» PROBLEM TO SOLVE
Go through the listing below and list every line with "either".

====== SUPPLIED MATERIAL

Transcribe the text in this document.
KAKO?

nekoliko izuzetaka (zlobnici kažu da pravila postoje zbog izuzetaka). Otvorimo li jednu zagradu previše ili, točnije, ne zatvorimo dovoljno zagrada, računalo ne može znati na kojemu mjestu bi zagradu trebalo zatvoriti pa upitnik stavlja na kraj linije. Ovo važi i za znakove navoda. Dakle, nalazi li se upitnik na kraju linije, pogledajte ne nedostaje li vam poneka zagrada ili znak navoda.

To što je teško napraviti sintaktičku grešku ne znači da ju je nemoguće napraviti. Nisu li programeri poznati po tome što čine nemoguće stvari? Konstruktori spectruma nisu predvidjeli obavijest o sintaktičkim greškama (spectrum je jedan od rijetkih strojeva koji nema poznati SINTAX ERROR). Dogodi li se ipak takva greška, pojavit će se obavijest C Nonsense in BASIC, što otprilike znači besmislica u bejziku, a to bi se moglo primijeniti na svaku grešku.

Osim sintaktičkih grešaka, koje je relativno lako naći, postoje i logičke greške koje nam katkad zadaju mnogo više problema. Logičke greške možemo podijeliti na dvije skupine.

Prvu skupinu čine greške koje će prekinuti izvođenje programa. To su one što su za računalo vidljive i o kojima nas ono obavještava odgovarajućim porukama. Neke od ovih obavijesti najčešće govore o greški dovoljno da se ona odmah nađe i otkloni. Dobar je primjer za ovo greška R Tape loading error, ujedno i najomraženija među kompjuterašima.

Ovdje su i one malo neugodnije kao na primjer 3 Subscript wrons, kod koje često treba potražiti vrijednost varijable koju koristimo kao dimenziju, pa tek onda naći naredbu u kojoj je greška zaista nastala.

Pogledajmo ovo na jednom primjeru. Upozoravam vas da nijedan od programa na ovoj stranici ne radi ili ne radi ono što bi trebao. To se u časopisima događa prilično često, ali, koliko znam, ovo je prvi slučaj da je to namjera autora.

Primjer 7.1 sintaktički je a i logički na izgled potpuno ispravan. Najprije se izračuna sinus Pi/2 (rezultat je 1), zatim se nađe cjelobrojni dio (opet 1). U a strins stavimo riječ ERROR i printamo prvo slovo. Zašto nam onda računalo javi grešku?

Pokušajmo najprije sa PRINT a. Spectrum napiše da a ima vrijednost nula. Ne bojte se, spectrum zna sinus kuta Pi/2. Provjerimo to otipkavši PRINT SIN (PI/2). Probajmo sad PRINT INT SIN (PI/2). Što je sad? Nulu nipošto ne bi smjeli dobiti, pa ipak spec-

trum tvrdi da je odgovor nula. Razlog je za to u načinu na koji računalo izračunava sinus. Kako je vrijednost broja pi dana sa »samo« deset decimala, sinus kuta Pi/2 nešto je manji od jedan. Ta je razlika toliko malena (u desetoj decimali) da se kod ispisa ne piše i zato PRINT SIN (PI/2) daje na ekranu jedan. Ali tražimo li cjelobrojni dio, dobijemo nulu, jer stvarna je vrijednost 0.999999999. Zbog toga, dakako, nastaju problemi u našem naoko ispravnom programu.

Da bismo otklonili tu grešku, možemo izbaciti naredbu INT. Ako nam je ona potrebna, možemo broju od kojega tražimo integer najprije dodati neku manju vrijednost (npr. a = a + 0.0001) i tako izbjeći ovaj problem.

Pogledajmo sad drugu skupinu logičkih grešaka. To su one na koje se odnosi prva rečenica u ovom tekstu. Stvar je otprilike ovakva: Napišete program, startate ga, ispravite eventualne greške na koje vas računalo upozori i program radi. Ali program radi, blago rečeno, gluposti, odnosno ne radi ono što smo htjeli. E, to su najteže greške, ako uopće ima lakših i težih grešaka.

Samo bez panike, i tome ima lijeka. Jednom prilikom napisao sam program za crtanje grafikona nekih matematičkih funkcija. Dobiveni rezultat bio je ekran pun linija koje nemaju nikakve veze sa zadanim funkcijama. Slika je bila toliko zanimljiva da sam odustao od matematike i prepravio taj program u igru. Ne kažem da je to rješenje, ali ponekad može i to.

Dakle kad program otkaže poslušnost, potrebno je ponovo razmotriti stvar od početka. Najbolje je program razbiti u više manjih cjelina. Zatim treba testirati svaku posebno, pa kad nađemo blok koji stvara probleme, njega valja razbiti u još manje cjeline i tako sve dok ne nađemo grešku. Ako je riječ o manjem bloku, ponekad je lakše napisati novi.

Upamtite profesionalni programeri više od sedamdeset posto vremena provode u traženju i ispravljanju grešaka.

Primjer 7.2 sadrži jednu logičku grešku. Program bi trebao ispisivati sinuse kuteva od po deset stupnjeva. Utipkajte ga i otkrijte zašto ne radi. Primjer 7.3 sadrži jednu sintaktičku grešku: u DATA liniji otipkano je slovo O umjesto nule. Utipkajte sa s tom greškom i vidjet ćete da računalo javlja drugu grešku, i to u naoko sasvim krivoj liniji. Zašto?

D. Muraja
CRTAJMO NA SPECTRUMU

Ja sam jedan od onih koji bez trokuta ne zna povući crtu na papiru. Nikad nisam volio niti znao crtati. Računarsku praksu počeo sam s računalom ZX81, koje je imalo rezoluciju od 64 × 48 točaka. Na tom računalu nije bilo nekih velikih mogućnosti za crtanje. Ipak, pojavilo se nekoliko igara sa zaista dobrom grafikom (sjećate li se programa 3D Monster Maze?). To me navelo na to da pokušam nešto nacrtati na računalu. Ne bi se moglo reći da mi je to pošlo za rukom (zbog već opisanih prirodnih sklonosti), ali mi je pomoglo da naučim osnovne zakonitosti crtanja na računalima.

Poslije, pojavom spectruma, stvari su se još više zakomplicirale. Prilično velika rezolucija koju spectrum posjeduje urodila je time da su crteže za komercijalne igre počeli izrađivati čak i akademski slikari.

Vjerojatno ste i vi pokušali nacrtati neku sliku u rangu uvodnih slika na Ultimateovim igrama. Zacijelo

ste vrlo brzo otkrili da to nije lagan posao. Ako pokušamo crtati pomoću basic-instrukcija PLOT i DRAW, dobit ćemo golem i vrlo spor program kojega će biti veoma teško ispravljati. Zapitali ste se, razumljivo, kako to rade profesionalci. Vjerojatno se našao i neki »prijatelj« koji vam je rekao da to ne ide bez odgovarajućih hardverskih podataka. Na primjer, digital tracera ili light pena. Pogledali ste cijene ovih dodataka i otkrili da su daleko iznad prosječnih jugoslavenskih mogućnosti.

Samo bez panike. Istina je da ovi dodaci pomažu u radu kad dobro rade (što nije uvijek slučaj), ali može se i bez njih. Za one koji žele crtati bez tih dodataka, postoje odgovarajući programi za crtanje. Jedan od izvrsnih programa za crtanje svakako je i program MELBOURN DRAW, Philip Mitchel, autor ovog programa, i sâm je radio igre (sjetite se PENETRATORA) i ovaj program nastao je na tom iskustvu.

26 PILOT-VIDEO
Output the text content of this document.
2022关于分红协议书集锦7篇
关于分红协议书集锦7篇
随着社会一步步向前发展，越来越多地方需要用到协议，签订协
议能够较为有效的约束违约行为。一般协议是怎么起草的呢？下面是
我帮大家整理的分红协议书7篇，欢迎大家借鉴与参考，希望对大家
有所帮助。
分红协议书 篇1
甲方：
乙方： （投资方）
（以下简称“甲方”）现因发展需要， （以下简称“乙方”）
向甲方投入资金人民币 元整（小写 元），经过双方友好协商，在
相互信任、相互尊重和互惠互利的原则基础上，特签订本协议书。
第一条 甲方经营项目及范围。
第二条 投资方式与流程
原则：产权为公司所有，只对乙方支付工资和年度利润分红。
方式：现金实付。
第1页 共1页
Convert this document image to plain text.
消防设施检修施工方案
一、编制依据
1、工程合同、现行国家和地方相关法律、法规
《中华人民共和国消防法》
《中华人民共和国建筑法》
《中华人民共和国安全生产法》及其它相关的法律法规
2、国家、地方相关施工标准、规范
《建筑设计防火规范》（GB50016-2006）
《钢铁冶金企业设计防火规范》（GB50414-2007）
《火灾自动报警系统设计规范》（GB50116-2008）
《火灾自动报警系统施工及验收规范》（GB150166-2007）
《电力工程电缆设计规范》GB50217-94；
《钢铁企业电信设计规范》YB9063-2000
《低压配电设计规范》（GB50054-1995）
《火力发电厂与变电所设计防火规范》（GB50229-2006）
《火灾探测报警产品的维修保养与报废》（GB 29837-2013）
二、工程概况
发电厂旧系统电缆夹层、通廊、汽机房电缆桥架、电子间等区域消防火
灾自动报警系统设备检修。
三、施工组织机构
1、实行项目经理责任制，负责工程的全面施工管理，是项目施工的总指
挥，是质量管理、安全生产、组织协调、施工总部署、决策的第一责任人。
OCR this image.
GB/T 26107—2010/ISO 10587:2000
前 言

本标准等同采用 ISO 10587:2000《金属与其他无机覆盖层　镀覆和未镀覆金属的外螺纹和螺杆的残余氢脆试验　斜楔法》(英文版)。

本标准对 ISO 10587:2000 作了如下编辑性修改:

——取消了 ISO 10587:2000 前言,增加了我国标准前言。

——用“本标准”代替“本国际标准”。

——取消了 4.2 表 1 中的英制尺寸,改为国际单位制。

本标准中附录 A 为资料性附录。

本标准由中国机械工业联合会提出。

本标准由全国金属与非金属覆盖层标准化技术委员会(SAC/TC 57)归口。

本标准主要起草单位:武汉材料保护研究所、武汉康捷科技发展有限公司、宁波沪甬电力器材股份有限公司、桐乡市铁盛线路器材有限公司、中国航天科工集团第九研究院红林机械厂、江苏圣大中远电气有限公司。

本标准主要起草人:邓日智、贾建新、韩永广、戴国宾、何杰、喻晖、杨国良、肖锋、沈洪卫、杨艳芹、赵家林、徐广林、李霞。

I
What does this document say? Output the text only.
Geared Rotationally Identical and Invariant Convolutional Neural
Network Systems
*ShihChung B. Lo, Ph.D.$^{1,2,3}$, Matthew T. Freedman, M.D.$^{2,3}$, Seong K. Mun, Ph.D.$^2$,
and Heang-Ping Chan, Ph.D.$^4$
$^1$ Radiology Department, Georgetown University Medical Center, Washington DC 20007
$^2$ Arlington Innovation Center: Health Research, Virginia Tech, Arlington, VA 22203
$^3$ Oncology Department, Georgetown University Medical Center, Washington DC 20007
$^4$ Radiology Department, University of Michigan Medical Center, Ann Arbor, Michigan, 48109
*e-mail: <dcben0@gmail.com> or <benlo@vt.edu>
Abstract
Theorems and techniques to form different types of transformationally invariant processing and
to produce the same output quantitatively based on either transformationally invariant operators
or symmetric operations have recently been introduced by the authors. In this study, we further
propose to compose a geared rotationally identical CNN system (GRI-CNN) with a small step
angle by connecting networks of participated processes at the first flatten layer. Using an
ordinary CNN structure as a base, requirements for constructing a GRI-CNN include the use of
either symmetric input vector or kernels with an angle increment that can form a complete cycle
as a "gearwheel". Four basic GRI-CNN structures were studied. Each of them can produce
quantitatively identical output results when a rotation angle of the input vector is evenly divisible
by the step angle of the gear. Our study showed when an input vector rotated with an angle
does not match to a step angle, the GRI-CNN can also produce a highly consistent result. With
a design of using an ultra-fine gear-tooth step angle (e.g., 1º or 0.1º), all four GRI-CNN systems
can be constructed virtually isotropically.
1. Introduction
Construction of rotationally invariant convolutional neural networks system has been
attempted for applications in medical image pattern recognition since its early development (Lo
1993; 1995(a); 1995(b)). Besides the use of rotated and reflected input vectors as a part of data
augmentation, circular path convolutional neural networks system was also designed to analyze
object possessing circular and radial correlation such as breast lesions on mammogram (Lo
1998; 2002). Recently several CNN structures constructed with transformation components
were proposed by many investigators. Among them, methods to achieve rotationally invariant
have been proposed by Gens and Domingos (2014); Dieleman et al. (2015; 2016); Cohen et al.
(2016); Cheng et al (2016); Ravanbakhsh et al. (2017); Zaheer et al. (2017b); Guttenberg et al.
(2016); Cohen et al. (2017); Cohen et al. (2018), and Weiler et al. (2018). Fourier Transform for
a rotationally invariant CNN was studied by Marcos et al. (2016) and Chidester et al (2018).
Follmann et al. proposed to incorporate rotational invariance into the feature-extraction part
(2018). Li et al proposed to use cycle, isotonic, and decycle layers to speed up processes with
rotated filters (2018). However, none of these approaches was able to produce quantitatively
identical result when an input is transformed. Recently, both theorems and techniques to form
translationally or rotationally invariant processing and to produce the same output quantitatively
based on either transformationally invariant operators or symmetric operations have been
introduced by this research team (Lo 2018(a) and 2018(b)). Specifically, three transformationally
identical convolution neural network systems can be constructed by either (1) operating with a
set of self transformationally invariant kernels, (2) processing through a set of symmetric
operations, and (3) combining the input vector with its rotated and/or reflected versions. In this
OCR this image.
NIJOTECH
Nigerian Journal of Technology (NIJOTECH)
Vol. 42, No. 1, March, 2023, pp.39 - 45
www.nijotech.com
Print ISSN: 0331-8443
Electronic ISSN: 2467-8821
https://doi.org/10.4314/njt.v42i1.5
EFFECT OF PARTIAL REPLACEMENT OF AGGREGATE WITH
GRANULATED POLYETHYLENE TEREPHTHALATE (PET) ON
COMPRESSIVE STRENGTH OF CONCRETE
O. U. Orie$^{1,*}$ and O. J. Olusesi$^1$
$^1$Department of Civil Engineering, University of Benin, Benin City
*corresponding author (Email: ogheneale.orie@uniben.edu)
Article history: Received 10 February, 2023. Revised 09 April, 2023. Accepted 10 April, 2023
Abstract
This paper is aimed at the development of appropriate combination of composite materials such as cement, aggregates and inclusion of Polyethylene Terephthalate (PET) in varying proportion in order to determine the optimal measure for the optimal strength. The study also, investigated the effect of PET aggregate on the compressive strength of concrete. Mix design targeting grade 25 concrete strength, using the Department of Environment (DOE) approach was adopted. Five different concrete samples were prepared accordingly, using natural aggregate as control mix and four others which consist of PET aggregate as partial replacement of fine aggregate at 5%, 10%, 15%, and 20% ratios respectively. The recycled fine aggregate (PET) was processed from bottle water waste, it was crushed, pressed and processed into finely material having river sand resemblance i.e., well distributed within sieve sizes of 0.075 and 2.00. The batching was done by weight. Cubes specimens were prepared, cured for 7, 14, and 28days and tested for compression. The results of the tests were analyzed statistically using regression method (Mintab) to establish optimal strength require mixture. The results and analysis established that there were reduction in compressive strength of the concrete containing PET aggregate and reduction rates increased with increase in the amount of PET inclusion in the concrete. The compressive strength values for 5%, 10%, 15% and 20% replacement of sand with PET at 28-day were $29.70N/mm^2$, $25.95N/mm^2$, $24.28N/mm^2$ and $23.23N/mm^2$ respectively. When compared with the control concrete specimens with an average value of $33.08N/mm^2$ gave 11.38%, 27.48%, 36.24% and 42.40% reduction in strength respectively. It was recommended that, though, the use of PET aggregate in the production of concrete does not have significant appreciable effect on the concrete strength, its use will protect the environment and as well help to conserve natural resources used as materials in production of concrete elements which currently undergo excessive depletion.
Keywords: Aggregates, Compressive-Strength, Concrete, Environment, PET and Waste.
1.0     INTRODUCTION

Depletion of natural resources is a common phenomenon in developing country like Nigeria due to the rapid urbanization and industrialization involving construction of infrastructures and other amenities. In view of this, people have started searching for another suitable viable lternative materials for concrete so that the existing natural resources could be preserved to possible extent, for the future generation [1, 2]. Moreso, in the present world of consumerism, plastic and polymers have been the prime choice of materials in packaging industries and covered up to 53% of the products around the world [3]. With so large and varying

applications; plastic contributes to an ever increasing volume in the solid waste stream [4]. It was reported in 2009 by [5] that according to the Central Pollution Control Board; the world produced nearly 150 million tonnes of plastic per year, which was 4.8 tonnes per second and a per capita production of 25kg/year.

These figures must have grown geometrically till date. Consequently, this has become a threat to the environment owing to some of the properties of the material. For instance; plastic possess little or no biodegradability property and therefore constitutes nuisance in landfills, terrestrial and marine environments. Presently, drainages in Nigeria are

============

» RESULT OF THIS EXERCISE
to produce the same output quantitatively based on either transformationally invariant operators
either symmetric input vector or kernels with an angle increment that can form a complete cycle
based on either transformationally invariant operators or symmetric operations have been
identical convolution neural network systems can be constructed by either (1) operating with a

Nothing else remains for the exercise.